— START OF Raw records —

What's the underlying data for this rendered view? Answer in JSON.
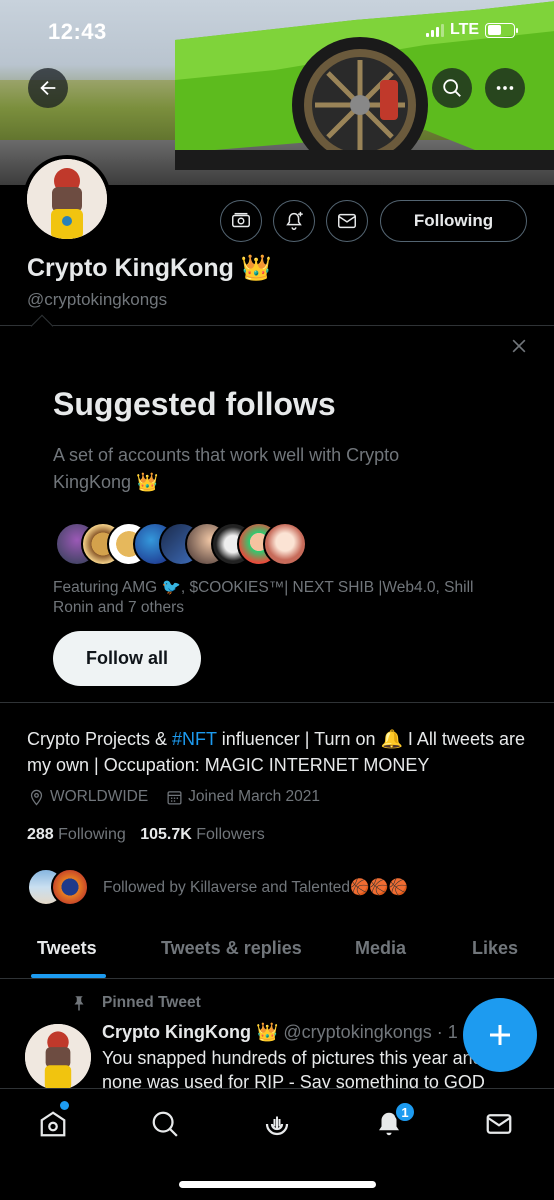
{
  "status_bar": {
    "time": "12:43",
    "network": "LTE",
    "battery_level": 0.55
  },
  "profile": {
    "name": "Crypto KingKong 👑",
    "handle": "@cryptokingkongs",
    "following_label": "Following",
    "bio_prefix": "Crypto Projects & ",
    "bio_hashtag": "#NFT",
    "bio_suffix": " influencer | Turn on 🔔 I All tweets are my own | Occupation: MAGIC INTERNET MONEY",
    "location": "WORLDWIDE",
    "joined": "Joined March 2021",
    "following_count": "288",
    "following_label_text": "Following",
    "followers_count": "105.7K",
    "followers_label_text": "Followers",
    "followed_by": "Followed by Killaverse and Talented🏀🏀🏀"
  },
  "suggested": {
    "title": "Suggested follows",
    "description": "A set of accounts that work well with Crypto KingKong 👑",
    "featuring": "Featuring AMG 🐦, $COOKIES™| NEXT SHIB |Web4.0, Shill Ronin and 7 others",
    "follow_all_label": "Follow all"
  },
  "tabs": [
    {
      "label": "Tweets",
      "active": true
    },
    {
      "label": "Tweets & replies",
      "active": false
    },
    {
      "label": "Media",
      "active": false
    },
    {
      "label": "Likes",
      "active": false
    }
  ],
  "tweet": {
    "pinned_label": "Pinned Tweet",
    "author": "Crypto KingKong 👑",
    "handle_time": "@cryptokingkongs · 1",
    "text": "You snapped hundreds of pictures this year and none was used for RIP - Say something to GOD"
  },
  "nav": {
    "notifications_badge": "1"
  },
  "colors": {
    "accent": "#1d9bf0",
    "background": "#000000",
    "muted": "#71767b"
  },
  "icons": [
    "back-arrow-icon",
    "search-icon",
    "more-icon",
    "tip-icon",
    "notify-bell-icon",
    "message-icon",
    "location-icon",
    "calendar-icon",
    "pin-icon",
    "compose-plus-icon",
    "home-icon",
    "spaces-icon",
    "bell-icon",
    "mail-icon"
  ]
}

— END OF Raw records —

> Set task:
All lines above containing the string "this" are to be collected.

> The output:
What's the underlying data for this rendered view? Answer in JSON.
    "text": "You snapped hundreds of pictures this year and none was used for RIP - Say something to GOD"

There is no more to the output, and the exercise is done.